## Directions for this task
Below are some records. Copy every line in them that holds "style".
+++
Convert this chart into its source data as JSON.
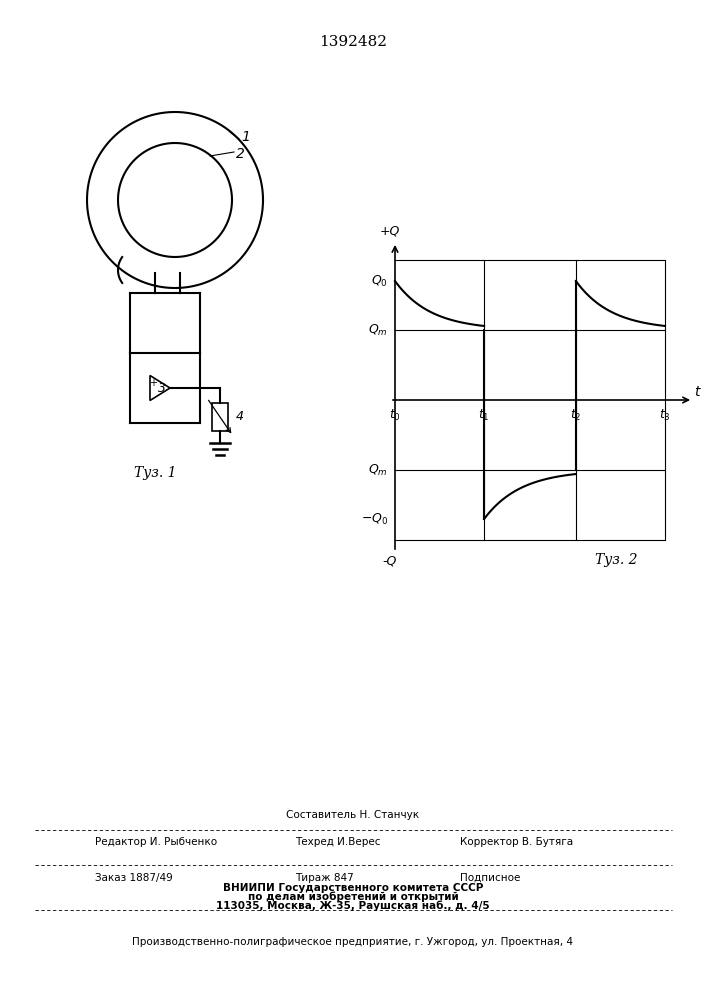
{
  "patent_number": "1392482",
  "fig1_label": "Τуз. 1",
  "fig2_label": "Τуз. 2",
  "background_color": "#ffffff",
  "line_color": "#000000",
  "footer_sestavitel": "Составитель Н. Станчук",
  "footer_redaktor": "Редактор И. Рыбченко",
  "footer_tehred": "Техред И.Верес",
  "footer_korrektor": "Корректор В. Бутяга",
  "footer_zakaz": "Заказ 1887/49",
  "footer_tirazh": "Тираж 847",
  "footer_podpisnoe": "Подписное",
  "footer_vniip1": "ВНИИПИ Государственного комитета СССР",
  "footer_vniip2": "по делам изобретений и открытий",
  "footer_vniip3": "113035, Москва, Ж-35, Раушская наб., д. 4/5",
  "footer_proizv": "Производственно-полиграфическое предприятие, г. Ужгород, ул. Проектная, 4"
}
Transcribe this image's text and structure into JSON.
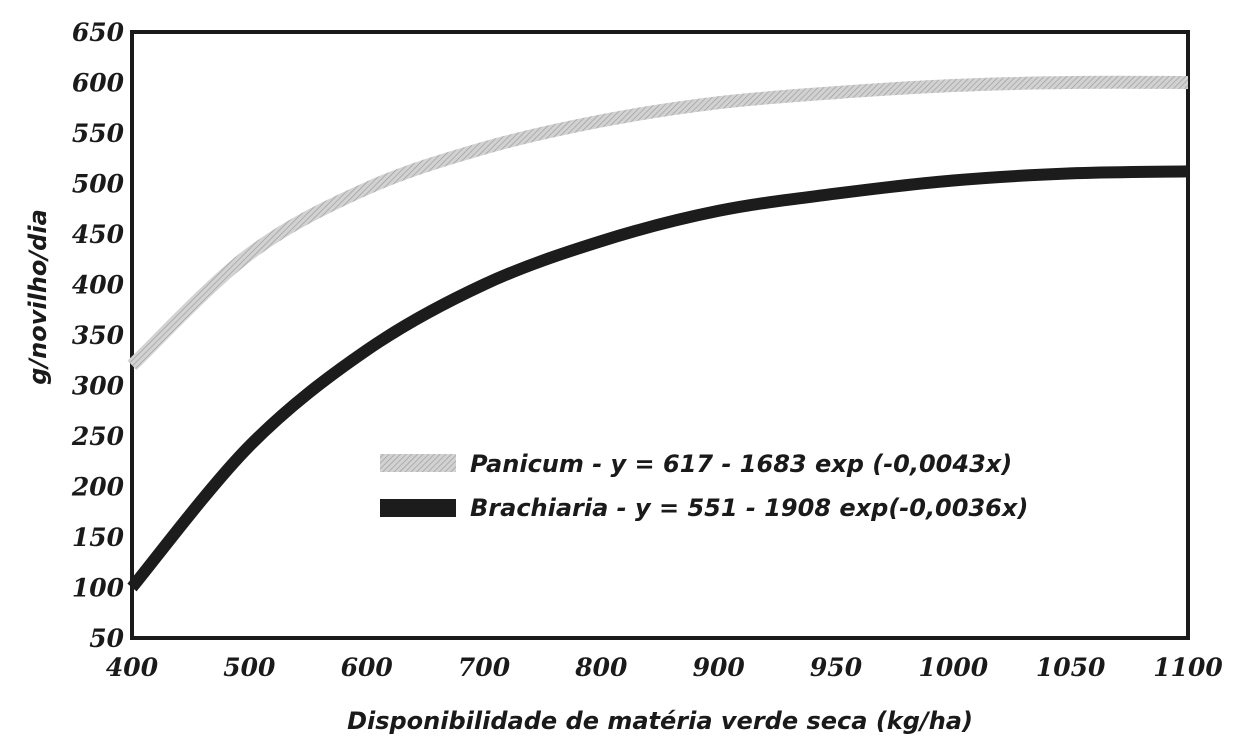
{
  "chart_data": {
    "type": "line",
    "xlabel": "Disponibilidade de matéria verde seca (kg/ha)",
    "ylabel": "g/novilho/dia",
    "x_ticks": [
      "400",
      "500",
      "600",
      "700",
      "800",
      "900",
      "950",
      "1000",
      "1050",
      "1100"
    ],
    "y_ticks": [
      "50",
      "100",
      "150",
      "200",
      "250",
      "300",
      "350",
      "400",
      "450",
      "500",
      "550",
      "600",
      "650"
    ],
    "ylim": [
      50,
      650
    ],
    "grid": false,
    "legend_position": "center",
    "series": [
      {
        "name": "Panicum - y = 617 - 1683 exp (-0,0043x)",
        "color": "#c4c4c4",
        "style": "hatched-light",
        "x": [
          "400",
          "500",
          "600",
          "700",
          "800",
          "900",
          "950",
          "1000",
          "1050",
          "1100"
        ],
        "values": [
          320,
          430,
          495,
          535,
          562,
          580,
          590,
          597,
          600,
          600
        ]
      },
      {
        "name": "Brachiaria - y = 551 - 1908 exp(-0,0036x)",
        "color": "#1c1c1c",
        "style": "solid-dark",
        "x": [
          "400",
          "500",
          "600",
          "700",
          "800",
          "900",
          "950",
          "1000",
          "1050",
          "1100"
        ],
        "values": [
          100,
          240,
          335,
          400,
          443,
          473,
          490,
          503,
          510,
          512
        ]
      }
    ]
  }
}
+++
## Written answer
        "style": "hatched-light",
        "style": "solid-dark",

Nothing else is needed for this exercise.